OBJECTIVE
Give the data below as a Markdown table with two columns, No. and Line, numbering each line and leaving out blank lines. Leave the pictures out.

Coordinate annotation records

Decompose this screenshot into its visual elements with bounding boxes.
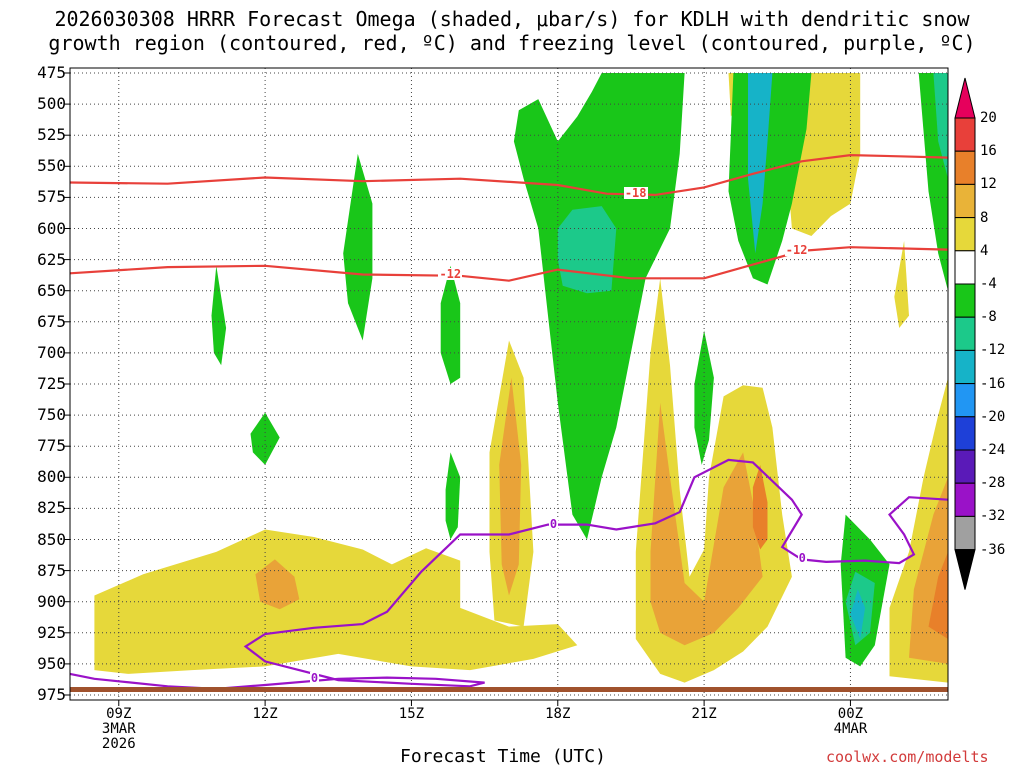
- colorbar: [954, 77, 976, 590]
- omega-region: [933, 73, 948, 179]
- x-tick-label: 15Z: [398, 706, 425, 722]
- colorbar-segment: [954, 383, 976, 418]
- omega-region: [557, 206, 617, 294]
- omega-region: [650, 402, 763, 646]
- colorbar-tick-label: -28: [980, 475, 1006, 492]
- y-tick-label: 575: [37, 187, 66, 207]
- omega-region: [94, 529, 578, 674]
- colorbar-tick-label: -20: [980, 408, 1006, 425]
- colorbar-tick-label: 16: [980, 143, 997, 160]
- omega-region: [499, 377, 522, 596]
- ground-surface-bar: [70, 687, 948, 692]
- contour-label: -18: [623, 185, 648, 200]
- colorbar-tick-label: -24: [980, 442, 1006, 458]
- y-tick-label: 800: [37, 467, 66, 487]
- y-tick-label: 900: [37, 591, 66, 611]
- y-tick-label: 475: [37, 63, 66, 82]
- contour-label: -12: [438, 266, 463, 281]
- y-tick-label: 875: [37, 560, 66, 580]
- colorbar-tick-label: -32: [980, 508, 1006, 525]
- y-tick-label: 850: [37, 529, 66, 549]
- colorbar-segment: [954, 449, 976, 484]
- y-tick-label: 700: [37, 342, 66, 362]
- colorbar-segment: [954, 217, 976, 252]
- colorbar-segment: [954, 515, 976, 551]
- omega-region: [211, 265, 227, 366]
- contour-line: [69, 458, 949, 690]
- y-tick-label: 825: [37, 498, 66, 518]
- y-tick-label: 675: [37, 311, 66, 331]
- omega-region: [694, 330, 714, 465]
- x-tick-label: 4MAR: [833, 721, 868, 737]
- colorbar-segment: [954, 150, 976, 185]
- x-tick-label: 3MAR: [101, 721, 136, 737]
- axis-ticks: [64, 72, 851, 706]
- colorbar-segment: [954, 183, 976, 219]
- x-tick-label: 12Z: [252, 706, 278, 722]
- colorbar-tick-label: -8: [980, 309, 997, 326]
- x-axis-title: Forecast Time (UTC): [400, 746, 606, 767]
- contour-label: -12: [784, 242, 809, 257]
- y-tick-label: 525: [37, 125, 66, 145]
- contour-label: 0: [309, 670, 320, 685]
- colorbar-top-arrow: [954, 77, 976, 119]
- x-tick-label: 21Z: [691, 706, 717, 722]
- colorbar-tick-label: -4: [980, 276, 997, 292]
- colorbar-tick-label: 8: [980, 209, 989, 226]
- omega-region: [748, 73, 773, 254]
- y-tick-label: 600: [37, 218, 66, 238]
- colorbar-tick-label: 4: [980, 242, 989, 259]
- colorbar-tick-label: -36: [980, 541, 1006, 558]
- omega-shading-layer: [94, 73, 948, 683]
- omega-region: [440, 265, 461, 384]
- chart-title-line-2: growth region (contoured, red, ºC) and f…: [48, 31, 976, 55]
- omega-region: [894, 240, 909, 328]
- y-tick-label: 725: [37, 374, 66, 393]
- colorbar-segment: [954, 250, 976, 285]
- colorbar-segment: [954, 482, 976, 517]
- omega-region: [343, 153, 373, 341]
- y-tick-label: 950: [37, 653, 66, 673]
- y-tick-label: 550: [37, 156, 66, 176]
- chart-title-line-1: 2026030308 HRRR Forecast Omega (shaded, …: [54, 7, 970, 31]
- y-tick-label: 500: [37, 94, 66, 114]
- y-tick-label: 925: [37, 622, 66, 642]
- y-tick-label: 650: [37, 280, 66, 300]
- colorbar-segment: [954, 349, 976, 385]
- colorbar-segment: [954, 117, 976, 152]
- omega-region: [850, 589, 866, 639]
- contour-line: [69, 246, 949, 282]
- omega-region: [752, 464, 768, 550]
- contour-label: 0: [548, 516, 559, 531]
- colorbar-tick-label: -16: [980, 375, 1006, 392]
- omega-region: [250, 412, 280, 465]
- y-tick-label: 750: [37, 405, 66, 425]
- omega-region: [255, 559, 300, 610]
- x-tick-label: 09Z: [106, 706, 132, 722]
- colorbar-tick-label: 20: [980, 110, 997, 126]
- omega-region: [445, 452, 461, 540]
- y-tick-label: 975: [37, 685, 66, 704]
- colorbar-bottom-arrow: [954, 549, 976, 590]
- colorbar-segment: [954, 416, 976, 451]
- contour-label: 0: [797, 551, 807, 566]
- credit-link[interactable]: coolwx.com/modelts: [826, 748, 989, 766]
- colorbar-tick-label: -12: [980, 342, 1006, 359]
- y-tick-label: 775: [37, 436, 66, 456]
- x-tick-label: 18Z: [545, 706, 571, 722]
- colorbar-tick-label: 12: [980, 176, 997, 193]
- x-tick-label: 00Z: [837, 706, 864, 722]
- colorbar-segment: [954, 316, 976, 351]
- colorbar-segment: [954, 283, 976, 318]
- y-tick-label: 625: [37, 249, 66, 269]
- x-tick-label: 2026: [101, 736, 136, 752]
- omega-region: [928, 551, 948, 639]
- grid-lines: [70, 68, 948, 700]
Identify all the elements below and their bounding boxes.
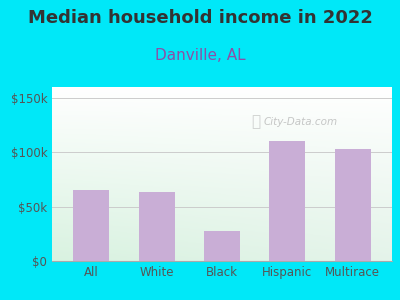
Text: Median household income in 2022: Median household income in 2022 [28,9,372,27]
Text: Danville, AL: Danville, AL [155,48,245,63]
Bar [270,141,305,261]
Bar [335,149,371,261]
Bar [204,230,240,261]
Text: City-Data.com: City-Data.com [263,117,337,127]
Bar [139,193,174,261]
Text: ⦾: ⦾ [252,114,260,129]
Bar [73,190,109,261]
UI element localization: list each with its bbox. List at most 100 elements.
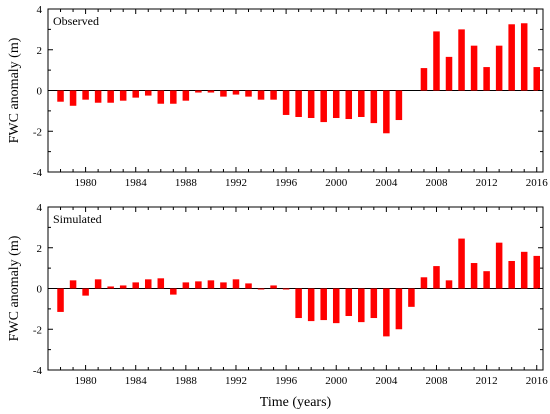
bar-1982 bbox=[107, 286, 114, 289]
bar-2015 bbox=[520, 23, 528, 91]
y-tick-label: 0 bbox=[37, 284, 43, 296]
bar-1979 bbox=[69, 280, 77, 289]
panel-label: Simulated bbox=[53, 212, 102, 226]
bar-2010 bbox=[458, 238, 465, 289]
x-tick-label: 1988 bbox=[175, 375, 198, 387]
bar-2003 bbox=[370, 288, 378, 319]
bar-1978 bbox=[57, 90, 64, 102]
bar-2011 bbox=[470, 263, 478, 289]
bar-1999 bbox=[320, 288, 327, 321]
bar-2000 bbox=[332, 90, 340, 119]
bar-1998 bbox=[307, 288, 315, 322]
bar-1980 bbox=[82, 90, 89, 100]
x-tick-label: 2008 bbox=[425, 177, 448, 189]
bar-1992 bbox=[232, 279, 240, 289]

RESULT FOR THIS TASK
| No. | Line |
|---|---|
| 1 | Decompose this screenshot into its visual elements with bounding boxes. |
| 2 | - colorbar: [954, 77, 976, 590] |
| 3 | - omega-region: [933, 73, 948, 179] |
| 4 | - x-tick-label: 15Z: [398, 706, 425, 722] |
| 5 | - colorbar-segment: [954, 383, 976, 418] |
| 6 | - omega-region: [557, 206, 617, 294] |
| 7 | - omega-region: [650, 402, 763, 646] |
| 8 | - colorbar-tick-label: -28: [980, 475, 1006, 492] |
| 9 | - y-tick-label: 575: [37, 187, 66, 207] |
| 10 | - omega-region: [94, 529, 578, 674] |
| 11 | - colorbar-tick-label: -20: [980, 408, 1006, 425] |
| 12 | - colorbar-tick-label: 16: [980, 143, 997, 160] |
| 13 | - omega-region: [499, 377, 522, 596] |
| 14 | - ground-surface-bar: [70, 687, 948, 692] |
| 15 | - contour-label: -18: [623, 185, 648, 200] |
| 16 | - colorbar-tick-label: -24: [980, 442, 1006, 458] |
| 17 | - y-tick-label: 800: [37, 467, 66, 487] |
| 18 | - y-tick-label: 900: [37, 591, 66, 611] |
| 19 | - y-tick-label: 475: [37, 63, 66, 82] |
| 20 | - contour-label: -12: [438, 266, 463, 281] |
| 21 | - y-tick-label: 875: [37, 560, 66, 580] |
| 22 | - colorbar-tick-label: -32: [980, 508, 1006, 525] |
| 23 | - y-tick-label: 850: [37, 529, 66, 549] |
| 24 | - colorbar-segment: [954, 449, 976, 484] |
| 25 | - y-tick-label: 700: [37, 342, 66, 362] |
| 26 | - colorbar-segment: [954, 217, 976, 252] |
| 27 | - colorbar-segment: [954, 515, 976, 551] |
| 28 | - omega-region: [211, 265, 227, 366] |
| 29 | - contour-line: [69, 458, 949, 690] |
| 30 | - y-tick-label: 825: [37, 498, 66, 518] |
| 31 | - y-tick-label: 675: [37, 311, 66, 331] |
| 32 | - omega-region: [694, 330, 714, 465] |
| 33 | - x-tick-label: 4MAR: [833, 721, 868, 737] |
| 34 | - colorbar-segment: [954, 150, 976, 185] |
| 35 | - x-tick-label: 3MAR: [101, 721, 136, 737] |
| 36 | - axis-ticks: [64, 72, 851, 706] |
| 37 | - colorbar-segment: [954, 183, 976, 219] |
| 38 | - x-tick-label: 12Z: [252, 706, 278, 722] |
| 39 | - colorbar-tick-label: -8: [980, 309, 997, 326] |
| 40 | - x-axis-title: Forecast Time (UTC): [400, 746, 606, 767] |
| 41 | - contour-label: -12: [784, 242, 809, 257] |
| 42 | - y-tick-label: 525: [37, 125, 66, 145] |
| 43 | - contour-label: 0: [309, 670, 320, 685] |
| 44 | - colorbar-top-arrow: [954, 77, 976, 119] |
| 45 | - x-tick-label: 21Z: [691, 706, 717, 722] |
| 46 | - colorbar-tick-label: -4: [980, 276, 997, 292] |
| 47 | - colorbar-tick-label: 8: [980, 209, 989, 226] |
| 48 | - omega-region: [748, 73, 773, 254] |
| 49 | - y-tick-label: 600: [37, 218, 66, 238] |
| 50 | - colorbar-tick-label: 4: [980, 242, 989, 259] |
| 51 | - colorbar-tick-label: -36: [980, 541, 1006, 558] |
| 52 | - omega-shading-layer: [94, 73, 948, 683] |
| 53 | - omega-region: [440, 265, 461, 384] |
| 54 | - chart-title-line-2: growth region (contoured, red, ºC) and f…: [48, 31, 976, 55] |
| 55 | - omega-region: [894, 240, 909, 328] |
| 56 | - y-tick-label: 725: [37, 374, 66, 393] |
| 57 | - colorbar-segment: [954, 250, 976, 285] |
| 58 | - colorbar-segment: [954, 482, 976, 517] |
| 59 | - omega-region: [343, 153, 373, 341] |
| 60 | - y-tick-label: 950: [37, 653, 66, 673] |
| 61 | - y-tick-label: 550: [37, 156, 66, 176] |
| 62 | - chart-title-line-1: 2026030308 HRRR Forecast Omega (shaded, …: [54, 7, 970, 31] |
| 63 | - y-tick-label: 500: [37, 94, 66, 114] |
| 64 | - y-tick-label: 925: [37, 622, 66, 642] |
| 65 | - y-tick-label: 650: [37, 280, 66, 300] |
| 66 | - colorbar-segment: [954, 349, 976, 385] |
| 67 | - colorbar-segment: [954, 117, 976, 152] |
| 68 | - omega-region: [850, 589, 866, 639] |
| 69 | - contour-line: [69, 246, 949, 282] |
| 70 | - omega-region: [752, 464, 768, 550] |
| 71 | - contour-label: 0: [548, 516, 559, 531] |
| 72 | - colorbar-tick-label: -16: [980, 375, 1006, 392] |
| 73 | - omega-region: [250, 412, 280, 465] |
| 74 | - y-tick-label: 750: [37, 405, 66, 425] |
| 75 | - omega-region: [255, 559, 300, 610] |
| 76 | - x-tick-label: 09Z: [106, 706, 132, 722] |
| 77 | - colorbar-tick-label: 20: [980, 110, 997, 126] |
| 78 | - omega-region: [445, 452, 461, 540] |
| 79 | - y-tick-label: 975: [37, 685, 66, 704] |
| 80 | - colorbar-bottom-arrow: [954, 549, 976, 590] |
| 81 | - colorbar-segment: [954, 416, 976, 451] |
| 82 | - contour-label: 0: [797, 551, 807, 566] |
| 83 | - credit-link[interactable]: coolwx.com/modelts: [826, 748, 989, 766] |
| 84 | - colorbar-tick-label: -12: [980, 342, 1006, 359] |
| 85 | - y-tick-label: 775: [37, 436, 66, 456] |
| 86 | - x-tick-label: 18Z: [545, 706, 571, 722] |
| 87 | - colorbar-tick-label: 12: [980, 176, 997, 193] |
| 88 | - x-tick-label: 00Z: [837, 706, 864, 722] |
| 89 | - colorbar-segment: [954, 316, 976, 351] |
| 90 | - colorbar-segment: [954, 283, 976, 318] |
| 91 | - y-tick-label: 625: [37, 249, 66, 269] |
| 92 | - x-tick-label: 2026: [101, 736, 136, 752] |
| 93 | - omega-region: [928, 551, 948, 639] |
| 94 | - grid-lines: [70, 68, 948, 700] |
| 95 | Identify all the elements below and their bounding boxes. |
| 96 | Text: Median household income in 2022: Median household income in 2022 [28,9,372,27] |
| 97 | Text: Danville, AL: Danville, AL [155,48,245,63] |
| 98 | Bar [270,141,305,261] |
| 99 | Bar [335,149,371,261] |
| 100 | Bar [204,230,240,261] |
| 101 | Text: City-Data.com: City-Data.com [263,117,337,127] |
| 102 | Bar [139,193,174,261] |
| 103 | Text: ⦾: ⦾ [252,114,260,129] |
| 104 | Bar [73,190,109,261] |
| 105 | UI element localization: list each with its bbox. List at most 100 elements. |
| 106 | bar-1982 bbox=[107, 286, 114, 289] |
| 107 | bar-2015 bbox=[520, 23, 528, 91] |
| 108 | y-tick-label: 0 bbox=[37, 284, 43, 296] |
| 109 | bar-1979 bbox=[69, 280, 77, 289] |
| 110 | panel-label: Simulated bbox=[53, 212, 102, 226] |
| 111 | bar-2010 bbox=[458, 238, 465, 289] |
| 112 | x-tick-label: 1988 bbox=[175, 375, 198, 387] |
| 113 | bar-2003 bbox=[370, 288, 378, 319] |
| 114 | bar-1978 bbox=[57, 90, 64, 102] |
| 115 | bar-2011 bbox=[470, 263, 478, 289] |
| 116 | bar-1999 bbox=[320, 288, 327, 321] |
| 117 | bar-2000 bbox=[332, 90, 340, 119] |
| 118 | bar-1998 bbox=[307, 288, 315, 322] |
| 119 | bar-1980 bbox=[82, 90, 89, 100] |
| 120 | x-tick-label: 2008 bbox=[425, 177, 448, 189] |
| 121 | bar-1992 bbox=[232, 279, 240, 289] |